*What needs to be done*.
Search the data below for the string "this". Extract every line that contains it.
============
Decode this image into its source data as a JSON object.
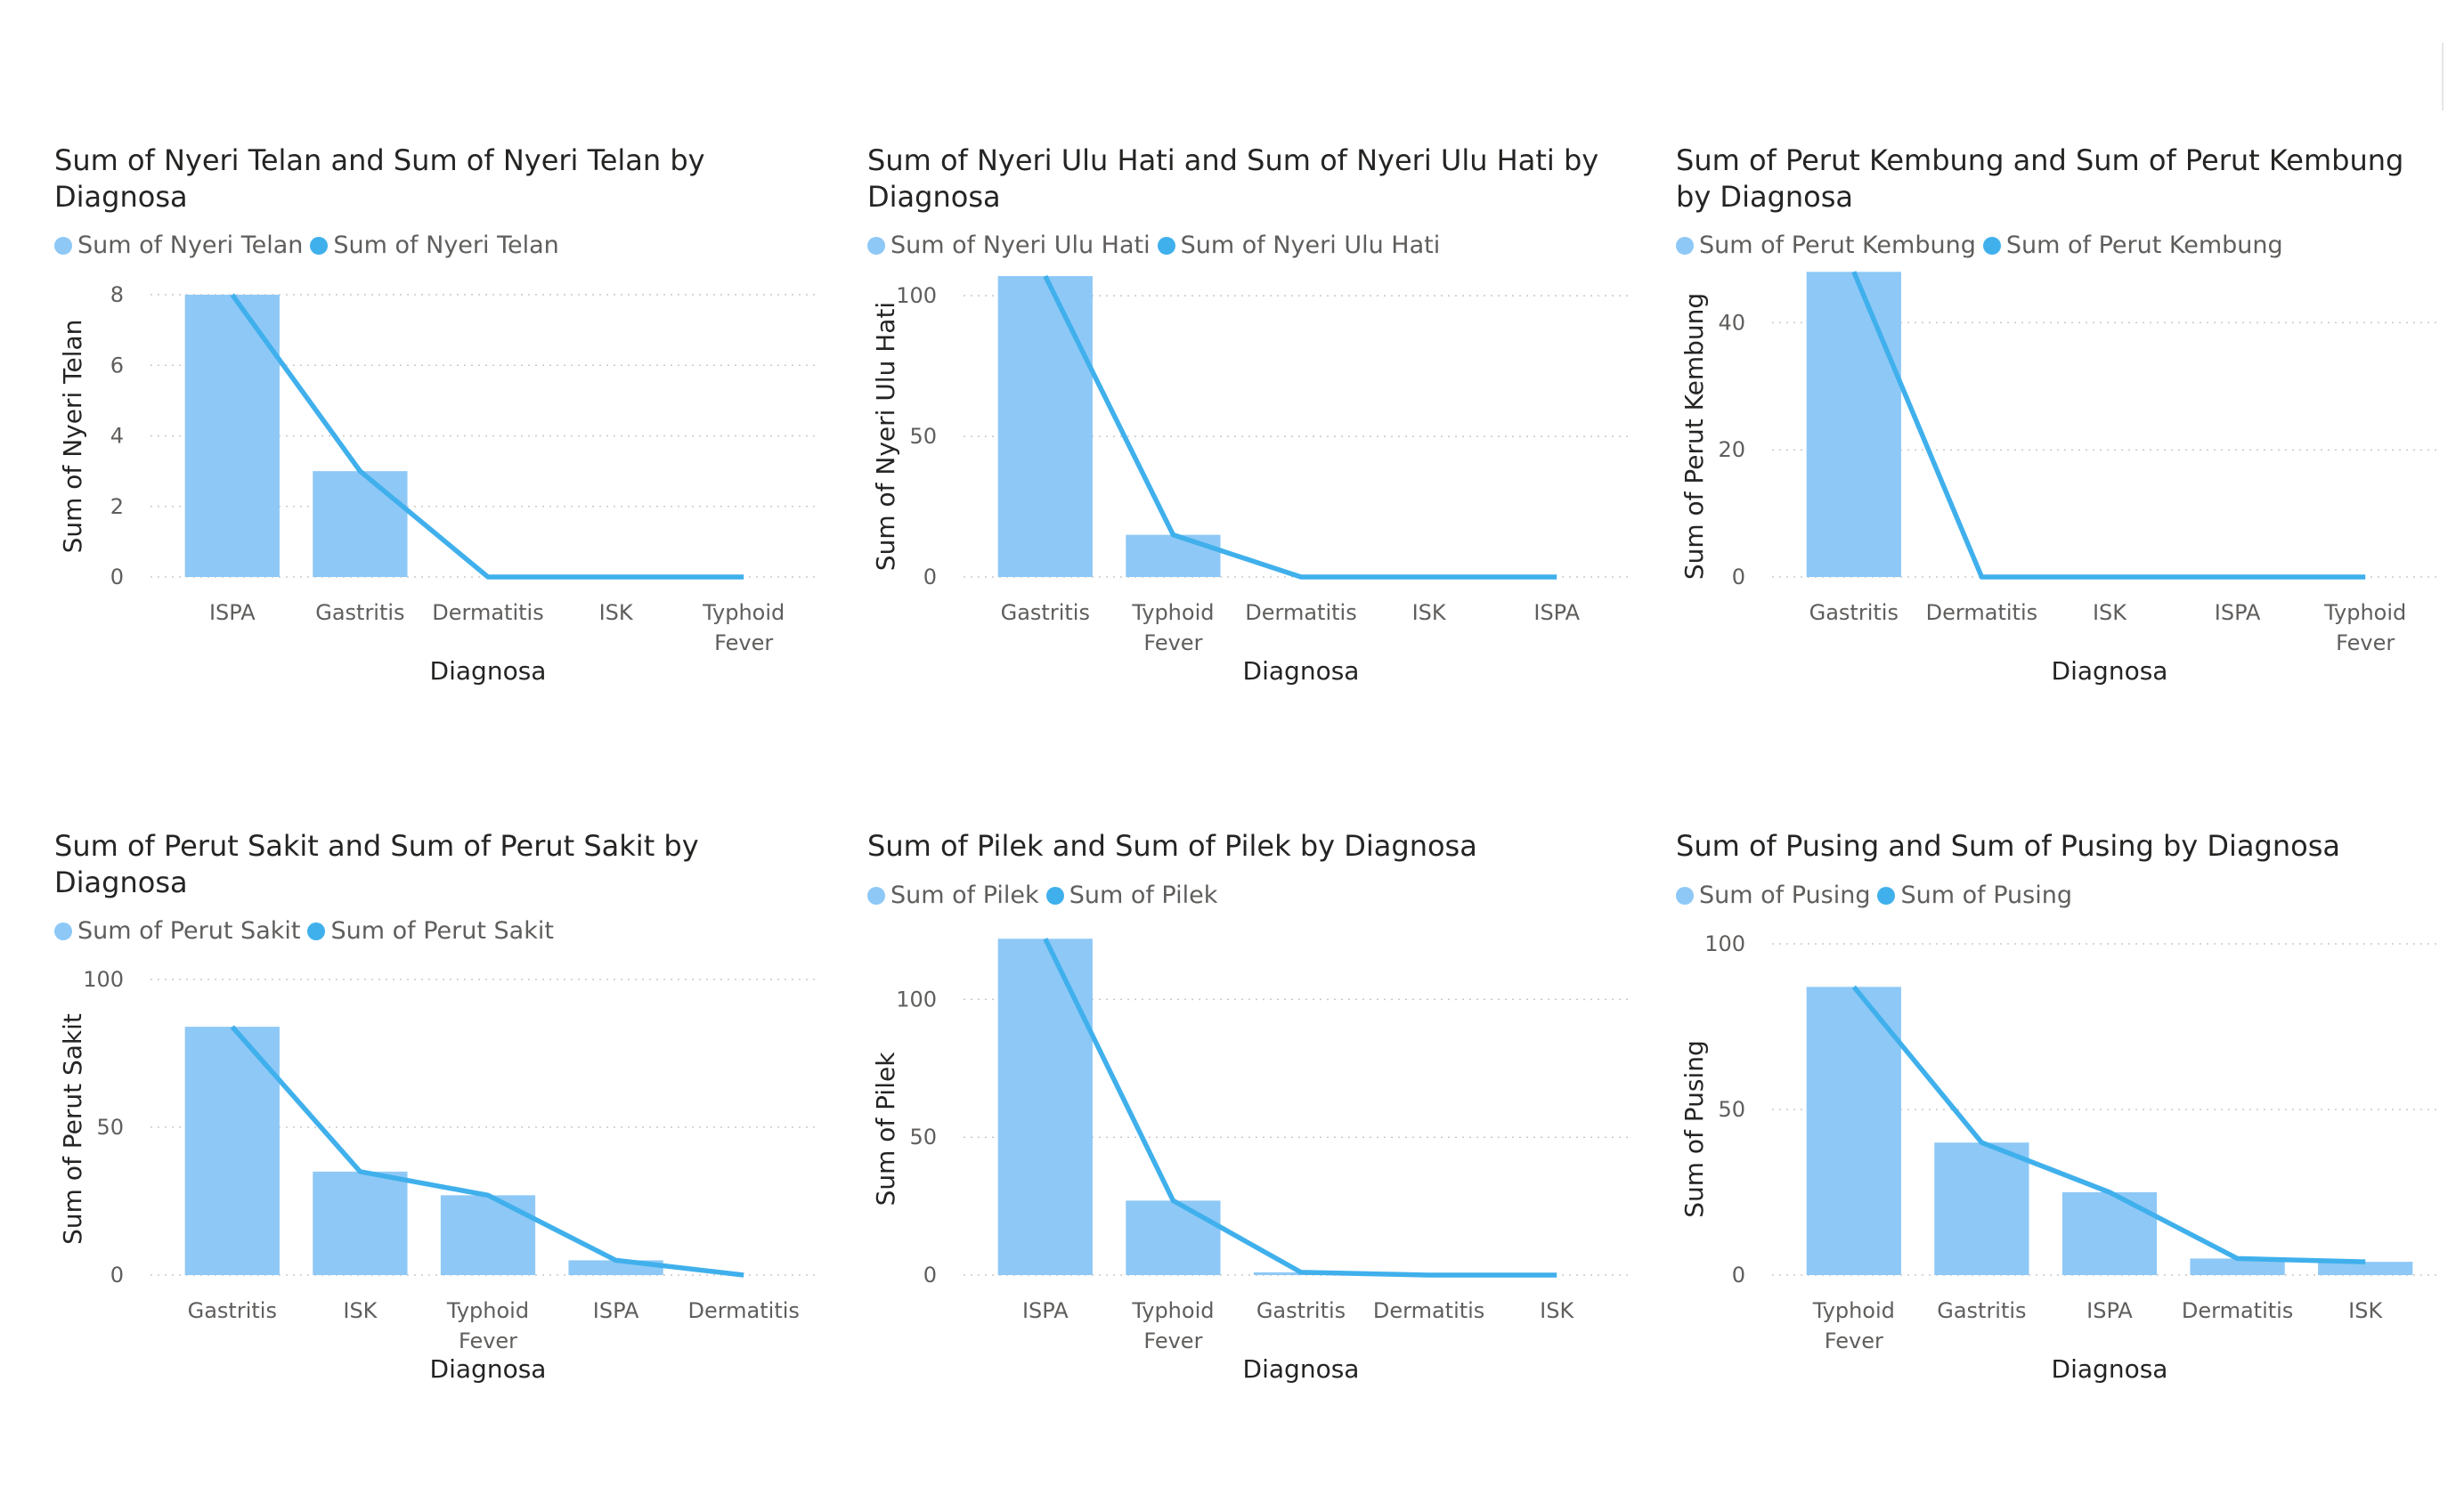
{
  "colors": {
    "bar": "#8ec8f6",
    "line": "#40b0ec",
    "grid": "#c8c8c8"
  },
  "chart_data": [
    {
      "type": "bar",
      "title": "Sum of Nyeri Telan and Sum of Nyeri Telan by Diagnosa",
      "legend": [
        "Sum of Nyeri Telan",
        "Sum of Nyeri Telan"
      ],
      "xlabel": "Diagnosa",
      "ylabel": "Sum of Nyeri Telan",
      "categories": [
        "ISPA",
        "Gastritis",
        "Dermatitis",
        "ISK",
        "Typhoid Fever"
      ],
      "series": [
        {
          "name": "Sum of Nyeri Telan",
          "kind": "bar",
          "values": [
            8,
            3,
            0,
            0,
            0
          ]
        },
        {
          "name": "Sum of Nyeri Telan",
          "kind": "line",
          "values": [
            8,
            3,
            0,
            0,
            0
          ]
        }
      ],
      "yticks": [
        0,
        2,
        4,
        6,
        8
      ],
      "ylim": [
        0,
        8
      ]
    },
    {
      "type": "bar",
      "title": "Sum of Nyeri Ulu Hati and Sum of Nyeri Ulu Hati by Diagnosa",
      "legend": [
        "Sum of Nyeri Ulu Hati",
        "Sum of Nyeri Ulu Hati"
      ],
      "xlabel": "Diagnosa",
      "ylabel": "Sum of Nyeri Ulu Hati",
      "categories": [
        "Gastritis",
        "Typhoid Fever",
        "Dermatitis",
        "ISK",
        "ISPA"
      ],
      "series": [
        {
          "name": "Sum of Nyeri Ulu Hati",
          "kind": "bar",
          "values": [
            107,
            15,
            0,
            0,
            0
          ]
        },
        {
          "name": "Sum of Nyeri Ulu Hati",
          "kind": "line",
          "values": [
            107,
            15,
            0,
            0,
            0
          ]
        }
      ],
      "yticks": [
        0,
        50,
        100
      ],
      "ylim": [
        0,
        120
      ]
    },
    {
      "type": "bar",
      "title": "Sum of Perut Kembung and Sum of Perut Kembung by Diagnosa",
      "legend": [
        "Sum of Perut Kembung",
        "Sum of Perut Kembung"
      ],
      "xlabel": "Diagnosa",
      "ylabel": "Sum of Perut Kembung",
      "categories": [
        "Gastritis",
        "Dermatitis",
        "ISK",
        "ISPA",
        "Typhoid Fever"
      ],
      "series": [
        {
          "name": "Sum of Perut Kembung",
          "kind": "bar",
          "values": [
            48,
            0,
            0,
            0,
            0
          ]
        },
        {
          "name": "Sum of Perut Kembung",
          "kind": "line",
          "values": [
            48,
            0,
            0,
            0,
            0
          ]
        }
      ],
      "yticks": [
        0,
        20,
        40
      ],
      "ylim": [
        0,
        50
      ]
    },
    {
      "type": "bar",
      "title": "Sum of Perut Sakit and Sum of Perut Sakit by Diagnosa",
      "legend": [
        "Sum of Perut Sakit",
        "Sum of Perut Sakit"
      ],
      "xlabel": "Diagnosa",
      "ylabel": "Sum of Perut Sakit",
      "categories": [
        "Gastritis",
        "ISK",
        "Typhoid Fever",
        "ISPA",
        "Dermatitis"
      ],
      "series": [
        {
          "name": "Sum of Perut Sakit",
          "kind": "bar",
          "values": [
            84,
            35,
            27,
            5,
            0
          ]
        },
        {
          "name": "Sum of Perut Sakit",
          "kind": "line",
          "values": [
            84,
            35,
            27,
            5,
            0
          ]
        }
      ],
      "yticks": [
        0,
        50,
        100
      ],
      "ylim": [
        0,
        100
      ]
    },
    {
      "type": "bar",
      "title": "Sum of Pilek and Sum of Pilek by Diagnosa",
      "legend": [
        "Sum of Pilek",
        "Sum of Pilek"
      ],
      "xlabel": "Diagnosa",
      "ylabel": "Sum of Pilek",
      "categories": [
        "ISPA",
        "Typhoid Fever",
        "Gastritis",
        "Dermatitis",
        "ISK"
      ],
      "series": [
        {
          "name": "Sum of Pilek",
          "kind": "bar",
          "values": [
            122,
            27,
            1,
            0,
            0
          ]
        },
        {
          "name": "Sum of Pilek",
          "kind": "line",
          "values": [
            122,
            27,
            1,
            0,
            0
          ]
        }
      ],
      "yticks": [
        0,
        50,
        100
      ],
      "ylim": [
        0,
        125
      ]
    },
    {
      "type": "bar",
      "title": "Sum of Pusing and Sum of Pusing by Diagnosa",
      "legend": [
        "Sum of Pusing",
        "Sum of Pusing"
      ],
      "xlabel": "Diagnosa",
      "ylabel": "Sum of Pusing",
      "categories": [
        "Typhoid Fever",
        "Gastritis",
        "ISPA",
        "Dermatitis",
        "ISK"
      ],
      "series": [
        {
          "name": "Sum of Pusing",
          "kind": "bar",
          "values": [
            87,
            40,
            25,
            5,
            4
          ]
        },
        {
          "name": "Sum of Pusing",
          "kind": "line",
          "values": [
            87,
            40,
            25,
            5,
            4
          ]
        }
      ],
      "yticks": [
        0,
        50,
        100
      ],
      "ylim": [
        0,
        100
      ]
    }
  ]
}
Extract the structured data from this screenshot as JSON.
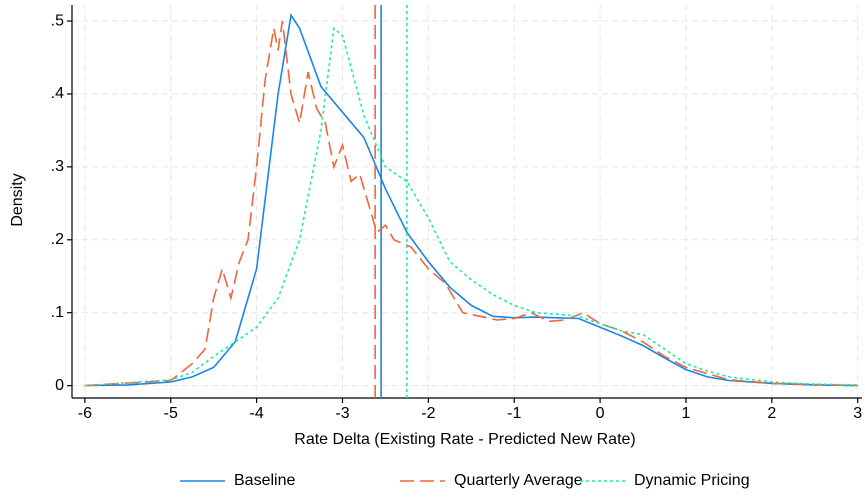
{
  "chart_data": {
    "type": "line",
    "x_label": "Rate Delta (Existing Rate - Predicted New Rate)",
    "y_label": "Density",
    "xlim": [
      -6.15,
      3.05
    ],
    "ylim": [
      -0.017,
      0.522
    ],
    "xticks": [
      -6,
      -5,
      -4,
      -3,
      -2,
      -1,
      0,
      1,
      2,
      3
    ],
    "yticks": [
      0,
      {
        "value": 0.1,
        "label": ".1"
      },
      {
        "value": 0.2,
        "label": ".2"
      },
      {
        "value": 0.3,
        "label": ".3"
      },
      {
        "value": 0.4,
        "label": ".4"
      },
      {
        "value": 0.5,
        "label": ".5"
      }
    ],
    "grid": true,
    "legend": "bottom",
    "series": [
      {
        "name": "Baseline",
        "color": "#1a85e8",
        "style": "solid",
        "vline": -2.55,
        "x": [
          -6,
          -5.5,
          -5,
          -4.75,
          -4.5,
          -4.25,
          -4,
          -3.75,
          -3.6,
          -3.5,
          -3.25,
          -3,
          -2.75,
          -2.5,
          -2.25,
          -2,
          -1.75,
          -1.5,
          -1.25,
          -1,
          -0.75,
          -0.5,
          -0.25,
          0,
          0.25,
          0.5,
          0.75,
          1,
          1.25,
          1.5,
          2,
          2.5,
          3
        ],
        "values": [
          0,
          0.001,
          0.005,
          0.012,
          0.025,
          0.06,
          0.16,
          0.4,
          0.508,
          0.49,
          0.41,
          0.375,
          0.34,
          0.27,
          0.21,
          0.17,
          0.135,
          0.11,
          0.095,
          0.093,
          0.094,
          0.093,
          0.092,
          0.08,
          0.068,
          0.055,
          0.038,
          0.022,
          0.012,
          0.007,
          0.003,
          0.001,
          0
        ]
      },
      {
        "name": "Quarterly Average",
        "color": "#f0663a",
        "style": "long",
        "vline": -2.62,
        "x": [
          -6,
          -5,
          -4.75,
          -4.6,
          -4.5,
          -4.4,
          -4.3,
          -4.2,
          -4.1,
          -4,
          -3.9,
          -3.8,
          -3.75,
          -3.7,
          -3.6,
          -3.5,
          -3.4,
          -3.3,
          -3.2,
          -3.1,
          -3,
          -2.9,
          -2.8,
          -2.7,
          -2.6,
          -2.5,
          -2.4,
          -2.2,
          -2,
          -1.8,
          -1.6,
          -1.4,
          -1.2,
          -1,
          -0.8,
          -0.6,
          -0.4,
          -0.2,
          0,
          0.25,
          0.5,
          0.75,
          1,
          1.5,
          2,
          3
        ],
        "values": [
          0,
          0.007,
          0.03,
          0.05,
          0.12,
          0.16,
          0.12,
          0.17,
          0.2,
          0.3,
          0.42,
          0.49,
          0.46,
          0.5,
          0.4,
          0.36,
          0.43,
          0.38,
          0.36,
          0.3,
          0.33,
          0.28,
          0.29,
          0.25,
          0.21,
          0.22,
          0.2,
          0.19,
          0.16,
          0.14,
          0.1,
          0.095,
          0.09,
          0.092,
          0.1,
          0.088,
          0.09,
          0.1,
          0.085,
          0.075,
          0.06,
          0.04,
          0.025,
          0.008,
          0.003,
          0
        ]
      },
      {
        "name": "Dynamic Pricing",
        "color": "#22e8a8",
        "style": "dot",
        "vline": -2.25,
        "x": [
          -6,
          -5,
          -4.75,
          -4.5,
          -4.25,
          -4,
          -3.75,
          -3.5,
          -3.25,
          -3.1,
          -3,
          -2.75,
          -2.5,
          -2.25,
          -2,
          -1.75,
          -1.5,
          -1.25,
          -1,
          -0.75,
          -0.5,
          -0.25,
          0,
          0.25,
          0.5,
          0.75,
          1,
          1.25,
          1.5,
          2,
          2.5,
          3
        ],
        "values": [
          0,
          0.008,
          0.018,
          0.04,
          0.06,
          0.08,
          0.12,
          0.2,
          0.35,
          0.49,
          0.48,
          0.37,
          0.3,
          0.28,
          0.23,
          0.17,
          0.145,
          0.125,
          0.11,
          0.1,
          0.098,
          0.095,
          0.085,
          0.075,
          0.07,
          0.05,
          0.03,
          0.02,
          0.012,
          0.005,
          0.002,
          0.001
        ]
      }
    ]
  }
}
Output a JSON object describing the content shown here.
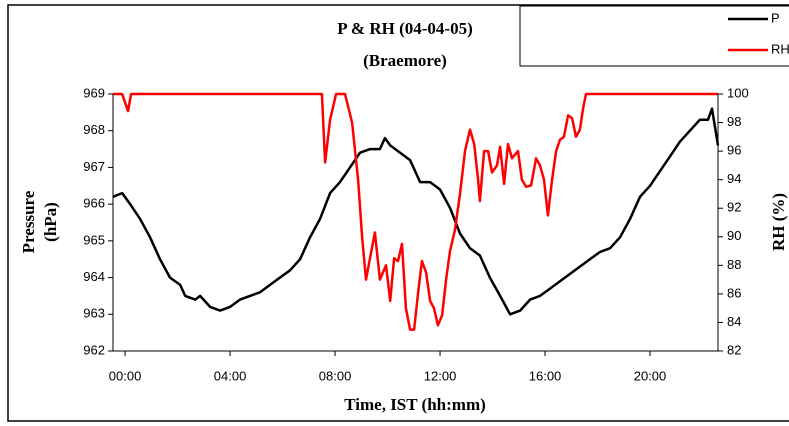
{
  "chart_data": {
    "type": "line",
    "title": "P & RH (04-04-05)",
    "subtitle": "(Braemore)",
    "x_label": "Time, IST (hh:mm)",
    "y_label": [
      "Pressure",
      "(hPa)"
    ],
    "y2_label": "RH  (%)",
    "xlim": [
      -0.46,
      22.59
    ],
    "xticks": [
      {
        "value": 0,
        "label": "00:00"
      },
      {
        "value": 4,
        "label": "04:00"
      },
      {
        "value": 8,
        "label": "08:00"
      },
      {
        "value": 12,
        "label": "12:00"
      },
      {
        "value": 16,
        "label": "16:00"
      },
      {
        "value": 20,
        "label": "20:00"
      }
    ],
    "ylim": [
      962,
      969
    ],
    "yticks": [
      962,
      963,
      964,
      965,
      966,
      967,
      968,
      969
    ],
    "y2lim": [
      82,
      100
    ],
    "y2ticks": [
      82,
      84,
      86,
      88,
      90,
      92,
      94,
      96,
      98,
      100
    ],
    "grid": false,
    "legend": "top-right",
    "series": [
      {
        "name": "P",
        "color": "#000000",
        "x": [
          -0.46,
          -0.11,
          0.19,
          0.57,
          0.95,
          1.33,
          1.71,
          2.1,
          2.29,
          2.67,
          2.86,
          3.24,
          3.62,
          4.0,
          4.38,
          4.76,
          5.14,
          5.52,
          5.9,
          6.29,
          6.67,
          7.05,
          7.43,
          7.81,
          8.19,
          8.57,
          8.95,
          9.33,
          9.71,
          9.9,
          10.1,
          10.48,
          10.86,
          11.24,
          11.62,
          12.0,
          12.38,
          12.76,
          13.14,
          13.52,
          13.9,
          14.29,
          14.67,
          15.05,
          15.43,
          15.81,
          16.19,
          16.57,
          16.95,
          17.33,
          17.71,
          18.1,
          18.48,
          18.86,
          19.24,
          19.62,
          20.0,
          20.38,
          20.76,
          21.14,
          21.52,
          21.9,
          22.21,
          22.36,
          22.59
        ],
        "values": [
          966.2,
          966.3,
          966.0,
          965.6,
          965.1,
          964.5,
          964.0,
          963.8,
          963.5,
          963.4,
          963.5,
          963.2,
          963.1,
          963.2,
          963.4,
          963.5,
          963.6,
          963.8,
          964.0,
          964.2,
          964.5,
          965.1,
          965.6,
          966.3,
          966.6,
          967.0,
          967.4,
          967.5,
          967.5,
          967.8,
          967.6,
          967.4,
          967.2,
          966.6,
          966.6,
          966.4,
          965.9,
          965.2,
          964.8,
          964.6,
          964.0,
          963.5,
          963.0,
          963.1,
          963.4,
          963.5,
          963.7,
          963.9,
          964.1,
          964.3,
          964.5,
          964.7,
          964.8,
          965.1,
          965.6,
          966.2,
          966.5,
          966.9,
          967.3,
          967.7,
          968.0,
          968.3,
          968.3,
          968.6,
          967.6
        ]
      },
      {
        "name": "RH",
        "color": "#ff0000",
        "axis": "y2",
        "x": [
          -0.46,
          -0.11,
          0.11,
          0.23,
          7.5,
          7.62,
          7.81,
          8.04,
          8.38,
          8.65,
          8.88,
          9.03,
          9.18,
          9.33,
          9.52,
          9.71,
          9.94,
          10.1,
          10.25,
          10.4,
          10.55,
          10.7,
          10.86,
          11.01,
          11.16,
          11.31,
          11.47,
          11.62,
          11.77,
          11.92,
          12.08,
          12.23,
          12.38,
          12.57,
          12.76,
          12.95,
          13.14,
          13.3,
          13.45,
          13.52,
          13.68,
          13.83,
          13.98,
          14.17,
          14.29,
          14.44,
          14.59,
          14.74,
          14.97,
          15.12,
          15.28,
          15.47,
          15.66,
          15.81,
          15.96,
          16.11,
          16.27,
          16.42,
          16.57,
          16.72,
          16.88,
          17.03,
          17.18,
          17.33,
          17.45,
          17.56,
          22.59
        ],
        "values": [
          100,
          100,
          98.8,
          100,
          100,
          95.2,
          98.2,
          100,
          100,
          98,
          94,
          90,
          87,
          88.5,
          90.3,
          87,
          88,
          85.5,
          88.5,
          88.3,
          89.5,
          85,
          83.5,
          83.5,
          86,
          88.3,
          87.5,
          85.5,
          85,
          83.8,
          84.5,
          87,
          89,
          90.5,
          93,
          96,
          97.5,
          96.5,
          94,
          92.5,
          96,
          96,
          94.5,
          95,
          96.3,
          93.7,
          96.5,
          95.5,
          96,
          94,
          93.5,
          93.6,
          95.5,
          95,
          94,
          91.5,
          94,
          96,
          96.8,
          97,
          98.5,
          98.3,
          97,
          97.5,
          99,
          100,
          100
        ]
      }
    ]
  }
}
============
*Correct response*.
Decode this image into its source data as a JSON object.
Extract the structured data from this screenshot as JSON.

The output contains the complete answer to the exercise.